:: REQUEST ::
Collect all lines from the records below that include the word "this".

:: DATASET EXTRACT ::

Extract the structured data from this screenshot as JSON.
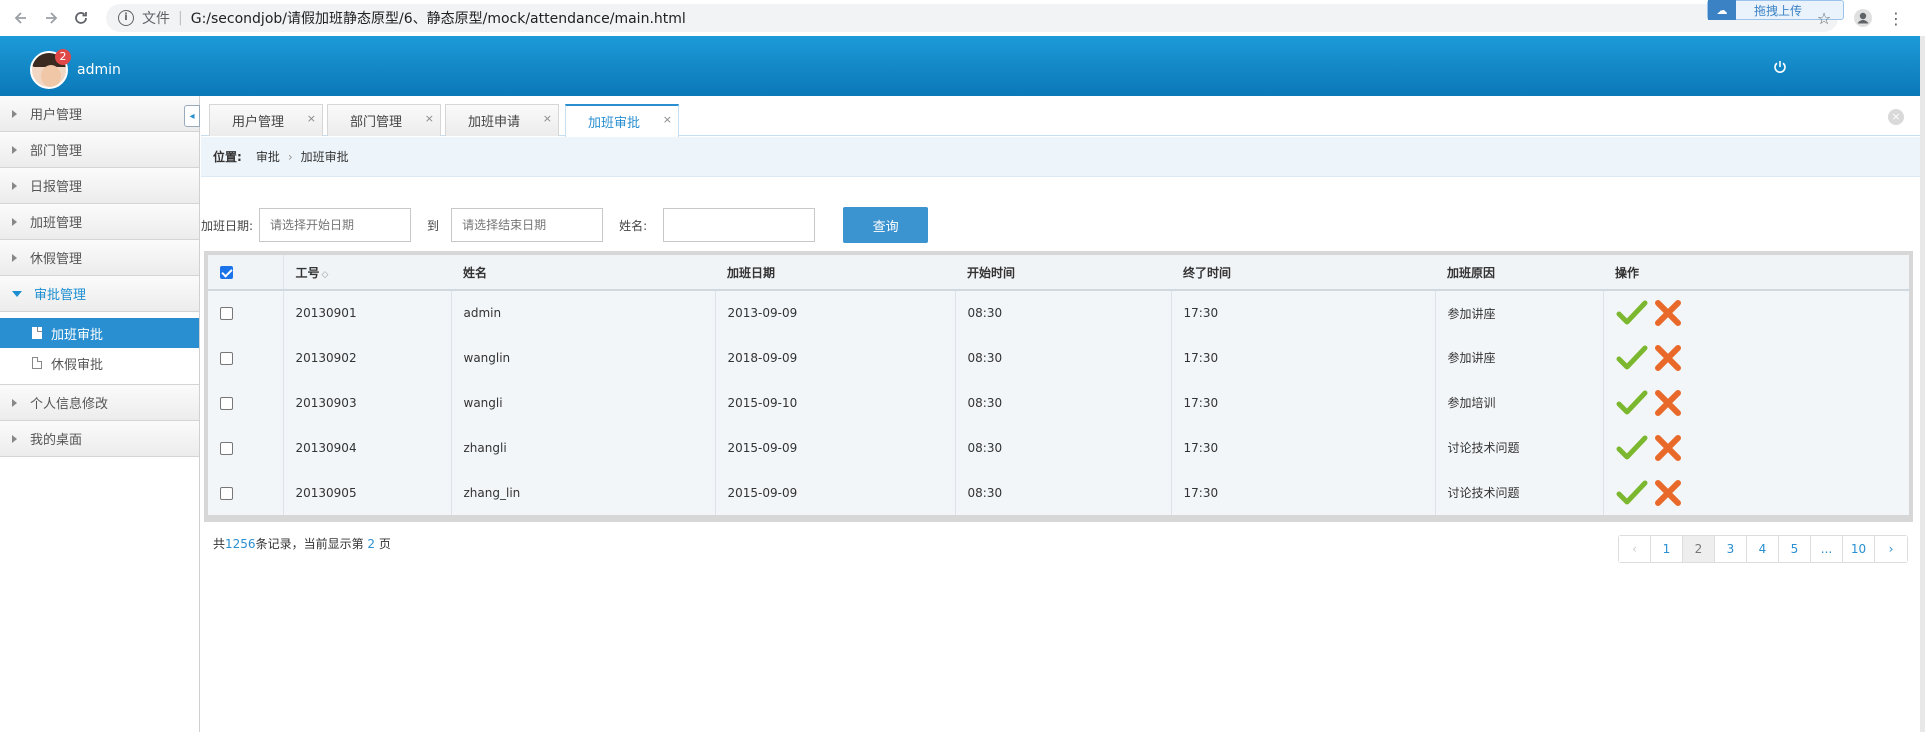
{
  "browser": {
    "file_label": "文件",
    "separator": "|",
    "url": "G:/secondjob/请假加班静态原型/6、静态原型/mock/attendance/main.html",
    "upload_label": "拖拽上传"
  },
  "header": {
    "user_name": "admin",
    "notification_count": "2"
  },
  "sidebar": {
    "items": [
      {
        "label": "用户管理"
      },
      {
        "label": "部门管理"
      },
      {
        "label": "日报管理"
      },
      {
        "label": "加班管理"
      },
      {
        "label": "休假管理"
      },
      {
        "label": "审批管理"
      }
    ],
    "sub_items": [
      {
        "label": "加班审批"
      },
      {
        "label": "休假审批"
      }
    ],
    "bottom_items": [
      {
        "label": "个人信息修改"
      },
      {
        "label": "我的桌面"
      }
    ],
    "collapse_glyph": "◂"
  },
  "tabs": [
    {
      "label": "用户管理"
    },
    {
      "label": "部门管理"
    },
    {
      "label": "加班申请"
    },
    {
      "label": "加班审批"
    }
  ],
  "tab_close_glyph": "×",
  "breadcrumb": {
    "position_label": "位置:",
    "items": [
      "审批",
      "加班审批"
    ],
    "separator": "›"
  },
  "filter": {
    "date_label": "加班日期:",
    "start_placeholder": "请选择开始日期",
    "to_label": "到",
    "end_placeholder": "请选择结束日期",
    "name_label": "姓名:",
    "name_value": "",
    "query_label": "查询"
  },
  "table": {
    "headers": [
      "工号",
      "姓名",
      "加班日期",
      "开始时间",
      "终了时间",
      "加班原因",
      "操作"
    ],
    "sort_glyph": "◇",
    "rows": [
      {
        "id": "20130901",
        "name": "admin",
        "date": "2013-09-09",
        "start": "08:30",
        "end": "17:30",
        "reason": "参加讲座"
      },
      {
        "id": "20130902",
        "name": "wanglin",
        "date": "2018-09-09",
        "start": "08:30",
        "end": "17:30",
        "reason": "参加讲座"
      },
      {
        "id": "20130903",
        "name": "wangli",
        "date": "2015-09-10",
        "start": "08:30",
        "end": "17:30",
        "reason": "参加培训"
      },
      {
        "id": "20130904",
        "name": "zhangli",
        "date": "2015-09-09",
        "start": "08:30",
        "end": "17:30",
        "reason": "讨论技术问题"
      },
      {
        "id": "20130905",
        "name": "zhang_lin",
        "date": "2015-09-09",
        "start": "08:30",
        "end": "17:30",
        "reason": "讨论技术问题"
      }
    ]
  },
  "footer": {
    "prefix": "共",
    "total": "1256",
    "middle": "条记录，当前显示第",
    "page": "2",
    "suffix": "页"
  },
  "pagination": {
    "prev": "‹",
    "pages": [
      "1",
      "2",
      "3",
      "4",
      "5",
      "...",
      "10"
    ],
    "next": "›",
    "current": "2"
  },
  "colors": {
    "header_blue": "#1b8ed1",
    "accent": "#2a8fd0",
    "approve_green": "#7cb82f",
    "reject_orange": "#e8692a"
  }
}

==

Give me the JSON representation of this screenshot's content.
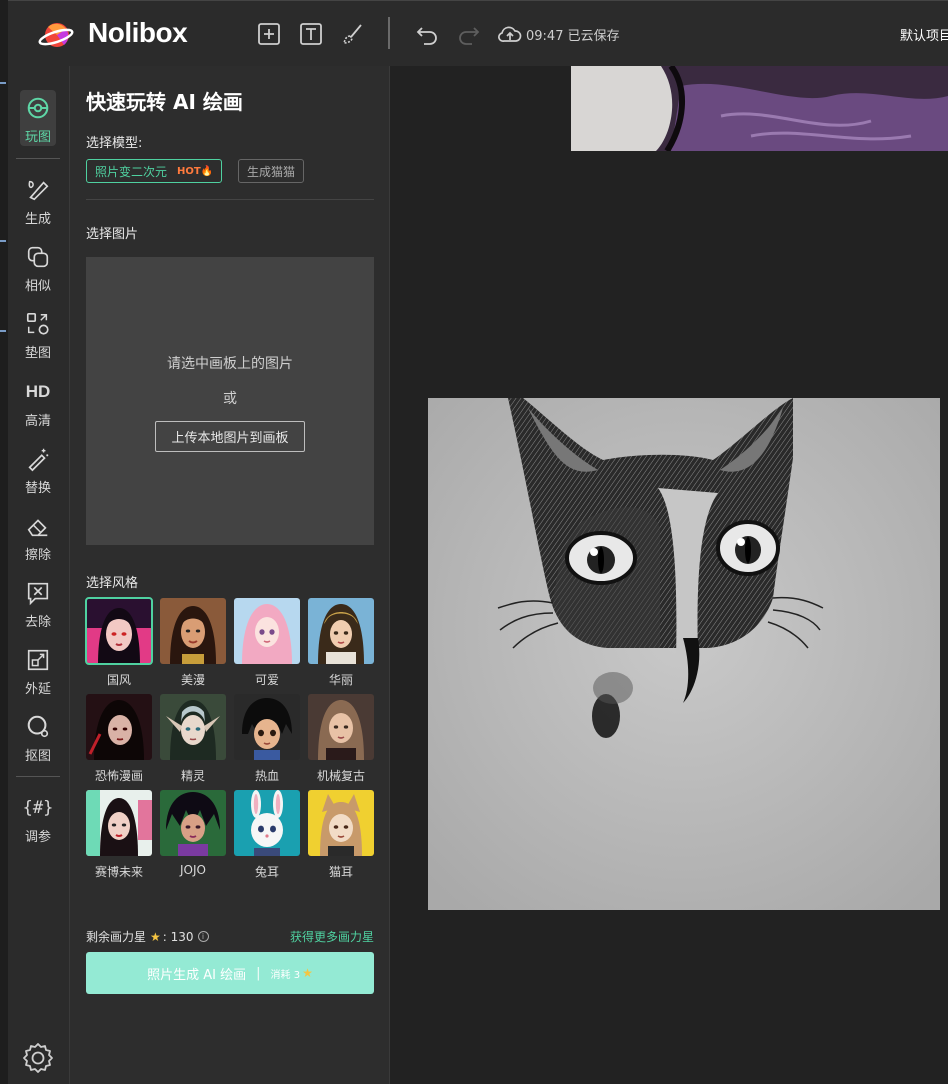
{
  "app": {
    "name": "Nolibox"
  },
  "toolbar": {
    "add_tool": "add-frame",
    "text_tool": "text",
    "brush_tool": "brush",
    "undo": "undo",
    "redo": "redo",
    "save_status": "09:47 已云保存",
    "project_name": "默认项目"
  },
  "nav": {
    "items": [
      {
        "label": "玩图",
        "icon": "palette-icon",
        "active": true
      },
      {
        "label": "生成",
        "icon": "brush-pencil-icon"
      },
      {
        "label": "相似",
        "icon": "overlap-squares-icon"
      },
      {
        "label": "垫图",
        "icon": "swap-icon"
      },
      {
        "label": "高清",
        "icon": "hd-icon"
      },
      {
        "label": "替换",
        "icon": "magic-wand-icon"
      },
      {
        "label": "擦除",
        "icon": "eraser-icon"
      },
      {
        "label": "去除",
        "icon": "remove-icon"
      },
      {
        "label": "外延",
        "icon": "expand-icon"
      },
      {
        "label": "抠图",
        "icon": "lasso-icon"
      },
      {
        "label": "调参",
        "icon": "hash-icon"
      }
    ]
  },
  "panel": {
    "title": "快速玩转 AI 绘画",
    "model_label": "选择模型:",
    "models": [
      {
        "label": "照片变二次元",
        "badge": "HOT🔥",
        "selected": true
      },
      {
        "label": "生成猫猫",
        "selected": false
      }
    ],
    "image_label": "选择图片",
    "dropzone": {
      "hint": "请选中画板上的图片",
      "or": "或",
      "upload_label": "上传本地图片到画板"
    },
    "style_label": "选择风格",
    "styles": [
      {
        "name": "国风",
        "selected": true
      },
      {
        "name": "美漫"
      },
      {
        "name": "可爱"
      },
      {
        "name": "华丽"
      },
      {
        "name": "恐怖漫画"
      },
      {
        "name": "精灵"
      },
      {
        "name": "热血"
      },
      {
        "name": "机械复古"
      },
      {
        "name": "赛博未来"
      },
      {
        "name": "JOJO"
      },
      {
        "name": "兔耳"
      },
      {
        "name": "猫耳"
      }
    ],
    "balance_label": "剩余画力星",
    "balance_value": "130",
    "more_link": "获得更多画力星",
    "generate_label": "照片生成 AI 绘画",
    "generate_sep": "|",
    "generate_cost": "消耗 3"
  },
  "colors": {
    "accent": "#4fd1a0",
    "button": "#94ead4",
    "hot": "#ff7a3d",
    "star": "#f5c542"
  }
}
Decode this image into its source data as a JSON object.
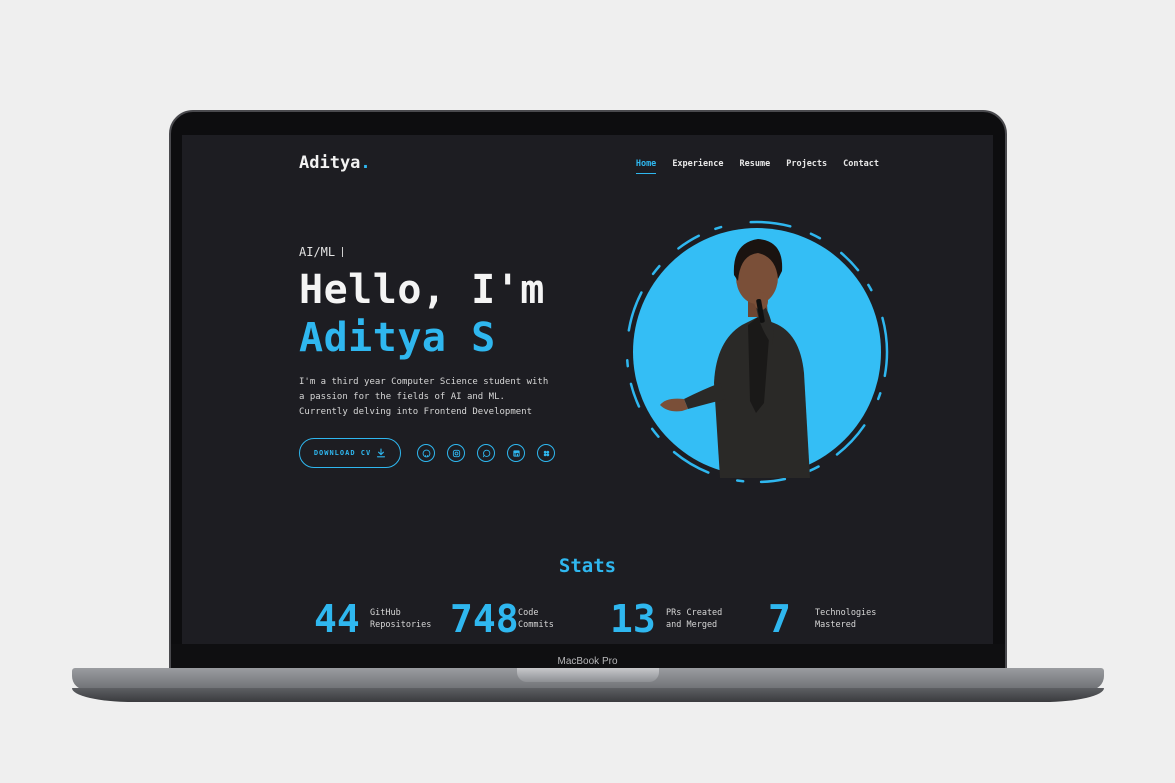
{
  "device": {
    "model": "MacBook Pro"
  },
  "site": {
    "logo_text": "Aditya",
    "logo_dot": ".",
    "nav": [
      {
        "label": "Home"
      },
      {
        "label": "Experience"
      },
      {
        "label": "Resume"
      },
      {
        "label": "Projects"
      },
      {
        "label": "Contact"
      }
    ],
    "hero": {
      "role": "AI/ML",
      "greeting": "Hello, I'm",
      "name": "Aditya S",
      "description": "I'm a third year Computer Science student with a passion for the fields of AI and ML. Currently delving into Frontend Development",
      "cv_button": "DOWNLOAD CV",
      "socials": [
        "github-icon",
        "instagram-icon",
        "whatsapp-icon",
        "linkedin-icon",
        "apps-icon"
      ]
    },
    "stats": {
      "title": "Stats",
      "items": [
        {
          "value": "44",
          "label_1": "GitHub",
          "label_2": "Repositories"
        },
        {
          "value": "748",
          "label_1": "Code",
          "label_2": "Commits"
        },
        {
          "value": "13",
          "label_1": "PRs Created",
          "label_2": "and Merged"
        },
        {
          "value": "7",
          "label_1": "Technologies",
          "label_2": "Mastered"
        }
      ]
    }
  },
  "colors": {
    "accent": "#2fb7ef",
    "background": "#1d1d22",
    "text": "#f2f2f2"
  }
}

:: ANSWER TO THE TASK ::
Extract the structured data from this screenshot as JSON.
Give me the JSON representation of this screenshot's content.
Decode this image into its source data as a JSON object.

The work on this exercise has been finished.